GIVEN EXERCISE — Reproduce the records verbatim from their first line through the line containing "plant-species: Bird of", with both ends included.

--- Begin GIVEN RECORDS ---

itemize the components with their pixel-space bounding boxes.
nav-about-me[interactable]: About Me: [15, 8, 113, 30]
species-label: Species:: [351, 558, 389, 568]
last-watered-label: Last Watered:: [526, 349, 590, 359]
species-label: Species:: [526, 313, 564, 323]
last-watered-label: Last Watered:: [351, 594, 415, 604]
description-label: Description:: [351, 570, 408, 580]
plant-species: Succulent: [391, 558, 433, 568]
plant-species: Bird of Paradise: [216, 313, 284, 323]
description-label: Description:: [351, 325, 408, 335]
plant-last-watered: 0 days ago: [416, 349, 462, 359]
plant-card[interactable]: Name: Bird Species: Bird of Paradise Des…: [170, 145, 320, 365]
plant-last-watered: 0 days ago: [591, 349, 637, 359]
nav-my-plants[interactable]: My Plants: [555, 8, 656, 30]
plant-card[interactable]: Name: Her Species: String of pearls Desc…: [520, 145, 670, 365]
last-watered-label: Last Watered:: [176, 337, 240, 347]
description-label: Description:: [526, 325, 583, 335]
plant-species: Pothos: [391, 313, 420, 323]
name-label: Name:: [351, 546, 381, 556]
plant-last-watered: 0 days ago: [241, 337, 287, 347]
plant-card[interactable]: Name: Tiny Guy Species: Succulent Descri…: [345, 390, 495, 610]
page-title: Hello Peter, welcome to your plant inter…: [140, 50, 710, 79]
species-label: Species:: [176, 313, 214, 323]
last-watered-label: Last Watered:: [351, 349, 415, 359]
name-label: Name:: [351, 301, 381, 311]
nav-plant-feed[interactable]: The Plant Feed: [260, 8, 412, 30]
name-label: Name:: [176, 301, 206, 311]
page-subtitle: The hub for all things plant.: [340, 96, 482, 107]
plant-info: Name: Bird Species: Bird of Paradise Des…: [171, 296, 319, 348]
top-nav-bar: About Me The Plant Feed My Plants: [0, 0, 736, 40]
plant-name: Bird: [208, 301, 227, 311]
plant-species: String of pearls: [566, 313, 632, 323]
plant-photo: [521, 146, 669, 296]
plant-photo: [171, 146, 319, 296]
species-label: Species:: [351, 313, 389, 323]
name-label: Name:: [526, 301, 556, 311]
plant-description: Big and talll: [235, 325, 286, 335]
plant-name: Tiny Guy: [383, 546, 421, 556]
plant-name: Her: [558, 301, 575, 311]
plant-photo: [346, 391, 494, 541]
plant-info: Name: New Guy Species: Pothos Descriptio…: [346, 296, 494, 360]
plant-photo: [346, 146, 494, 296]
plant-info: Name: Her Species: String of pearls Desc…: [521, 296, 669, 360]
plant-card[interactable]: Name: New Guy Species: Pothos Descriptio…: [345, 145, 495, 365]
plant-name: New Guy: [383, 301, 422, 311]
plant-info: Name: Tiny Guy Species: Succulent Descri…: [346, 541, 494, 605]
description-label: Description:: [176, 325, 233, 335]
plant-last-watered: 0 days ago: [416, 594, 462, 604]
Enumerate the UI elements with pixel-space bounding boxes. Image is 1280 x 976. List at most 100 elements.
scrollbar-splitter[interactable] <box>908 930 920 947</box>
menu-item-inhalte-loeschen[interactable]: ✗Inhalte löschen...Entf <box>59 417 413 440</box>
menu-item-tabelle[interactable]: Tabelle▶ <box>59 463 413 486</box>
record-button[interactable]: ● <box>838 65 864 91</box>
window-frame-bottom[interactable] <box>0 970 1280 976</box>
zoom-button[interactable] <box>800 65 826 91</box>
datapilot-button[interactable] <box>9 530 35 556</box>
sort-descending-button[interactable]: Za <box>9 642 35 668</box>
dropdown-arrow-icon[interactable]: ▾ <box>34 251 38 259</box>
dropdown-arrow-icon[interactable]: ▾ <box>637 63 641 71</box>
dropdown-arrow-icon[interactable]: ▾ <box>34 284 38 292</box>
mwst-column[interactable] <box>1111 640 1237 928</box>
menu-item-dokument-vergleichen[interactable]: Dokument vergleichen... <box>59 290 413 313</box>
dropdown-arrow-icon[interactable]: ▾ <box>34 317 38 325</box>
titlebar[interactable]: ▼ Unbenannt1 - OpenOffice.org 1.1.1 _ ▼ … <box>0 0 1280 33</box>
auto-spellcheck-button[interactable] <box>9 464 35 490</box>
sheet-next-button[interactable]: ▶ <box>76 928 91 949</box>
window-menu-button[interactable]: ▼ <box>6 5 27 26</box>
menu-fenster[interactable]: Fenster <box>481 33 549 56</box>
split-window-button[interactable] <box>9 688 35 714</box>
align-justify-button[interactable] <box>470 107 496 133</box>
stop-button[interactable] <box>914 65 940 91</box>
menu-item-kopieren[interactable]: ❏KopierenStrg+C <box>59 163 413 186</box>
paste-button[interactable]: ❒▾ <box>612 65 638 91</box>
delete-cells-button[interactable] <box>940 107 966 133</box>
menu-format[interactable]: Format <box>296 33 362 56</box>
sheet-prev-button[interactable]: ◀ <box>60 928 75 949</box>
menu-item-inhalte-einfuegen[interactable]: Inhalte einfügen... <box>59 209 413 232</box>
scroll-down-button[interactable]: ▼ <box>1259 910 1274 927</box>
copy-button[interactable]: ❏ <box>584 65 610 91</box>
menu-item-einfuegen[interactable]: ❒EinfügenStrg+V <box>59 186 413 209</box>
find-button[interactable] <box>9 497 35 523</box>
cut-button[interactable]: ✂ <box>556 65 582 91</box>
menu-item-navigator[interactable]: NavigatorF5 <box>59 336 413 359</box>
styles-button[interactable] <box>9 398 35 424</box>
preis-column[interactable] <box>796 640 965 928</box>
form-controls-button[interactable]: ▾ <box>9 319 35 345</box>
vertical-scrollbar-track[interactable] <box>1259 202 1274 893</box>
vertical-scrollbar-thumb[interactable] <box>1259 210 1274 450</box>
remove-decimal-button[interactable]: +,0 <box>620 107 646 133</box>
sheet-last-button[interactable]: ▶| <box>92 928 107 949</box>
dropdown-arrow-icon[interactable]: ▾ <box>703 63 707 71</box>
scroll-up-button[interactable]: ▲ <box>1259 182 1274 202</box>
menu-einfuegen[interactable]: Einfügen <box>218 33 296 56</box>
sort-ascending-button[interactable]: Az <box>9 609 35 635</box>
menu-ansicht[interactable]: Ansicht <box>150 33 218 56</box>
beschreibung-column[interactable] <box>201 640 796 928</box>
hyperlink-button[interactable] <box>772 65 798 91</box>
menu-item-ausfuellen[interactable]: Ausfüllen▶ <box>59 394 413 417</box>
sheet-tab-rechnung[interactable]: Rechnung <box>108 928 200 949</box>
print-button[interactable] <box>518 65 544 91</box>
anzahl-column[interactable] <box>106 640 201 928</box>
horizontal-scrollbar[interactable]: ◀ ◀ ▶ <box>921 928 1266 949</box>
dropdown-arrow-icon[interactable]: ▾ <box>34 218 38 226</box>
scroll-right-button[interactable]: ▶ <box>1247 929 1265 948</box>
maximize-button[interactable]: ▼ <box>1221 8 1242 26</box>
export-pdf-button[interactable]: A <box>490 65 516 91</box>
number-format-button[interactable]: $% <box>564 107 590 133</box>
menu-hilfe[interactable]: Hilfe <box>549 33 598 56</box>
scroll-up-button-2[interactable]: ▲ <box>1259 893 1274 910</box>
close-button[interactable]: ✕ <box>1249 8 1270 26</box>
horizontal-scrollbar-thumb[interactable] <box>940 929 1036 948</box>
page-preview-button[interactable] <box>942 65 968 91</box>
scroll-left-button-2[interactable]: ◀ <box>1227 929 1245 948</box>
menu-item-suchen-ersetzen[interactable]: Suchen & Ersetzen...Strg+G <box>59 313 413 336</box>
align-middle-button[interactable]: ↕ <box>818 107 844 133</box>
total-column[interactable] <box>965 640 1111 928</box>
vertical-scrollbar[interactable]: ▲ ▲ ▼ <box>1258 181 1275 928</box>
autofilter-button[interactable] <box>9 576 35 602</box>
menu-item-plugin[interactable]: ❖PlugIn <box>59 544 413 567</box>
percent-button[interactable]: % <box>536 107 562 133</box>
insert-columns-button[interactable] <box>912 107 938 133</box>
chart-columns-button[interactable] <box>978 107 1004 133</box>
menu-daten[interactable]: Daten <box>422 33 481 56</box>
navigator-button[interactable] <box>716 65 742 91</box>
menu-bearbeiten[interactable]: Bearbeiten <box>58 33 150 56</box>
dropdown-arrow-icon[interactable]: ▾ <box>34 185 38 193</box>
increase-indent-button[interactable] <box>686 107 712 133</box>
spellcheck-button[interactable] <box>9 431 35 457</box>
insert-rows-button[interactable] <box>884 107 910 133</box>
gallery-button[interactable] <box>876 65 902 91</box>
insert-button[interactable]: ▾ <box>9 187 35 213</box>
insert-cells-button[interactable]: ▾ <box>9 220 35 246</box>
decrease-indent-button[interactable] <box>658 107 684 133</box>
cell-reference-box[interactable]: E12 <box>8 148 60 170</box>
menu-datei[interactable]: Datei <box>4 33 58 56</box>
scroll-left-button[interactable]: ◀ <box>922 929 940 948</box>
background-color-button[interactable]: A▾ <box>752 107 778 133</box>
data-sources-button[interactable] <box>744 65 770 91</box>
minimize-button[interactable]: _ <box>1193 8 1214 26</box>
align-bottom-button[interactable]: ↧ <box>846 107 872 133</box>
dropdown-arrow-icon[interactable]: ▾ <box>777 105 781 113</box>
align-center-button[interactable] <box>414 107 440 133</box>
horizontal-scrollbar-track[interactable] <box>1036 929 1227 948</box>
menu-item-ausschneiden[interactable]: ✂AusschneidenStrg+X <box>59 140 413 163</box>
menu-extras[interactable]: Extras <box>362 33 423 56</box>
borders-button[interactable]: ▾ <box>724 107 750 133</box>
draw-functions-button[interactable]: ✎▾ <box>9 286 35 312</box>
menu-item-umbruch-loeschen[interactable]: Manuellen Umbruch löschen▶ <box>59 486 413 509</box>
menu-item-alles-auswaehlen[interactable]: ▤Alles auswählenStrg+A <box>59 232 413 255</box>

--- End GIVEN RECORDS ---

TASK SOLUTION —
itemize the components with their pixel-space bounding boxes.
nav-about-me[interactable]: About Me: [15, 8, 113, 30]
species-label: Species:: [351, 558, 389, 568]
last-watered-label: Last Watered:: [526, 349, 590, 359]
species-label: Species:: [526, 313, 564, 323]
last-watered-label: Last Watered:: [351, 594, 415, 604]
description-label: Description:: [351, 570, 408, 580]
plant-species: Succulent: [391, 558, 433, 568]
plant-species: Bird of Paradise: [216, 313, 284, 323]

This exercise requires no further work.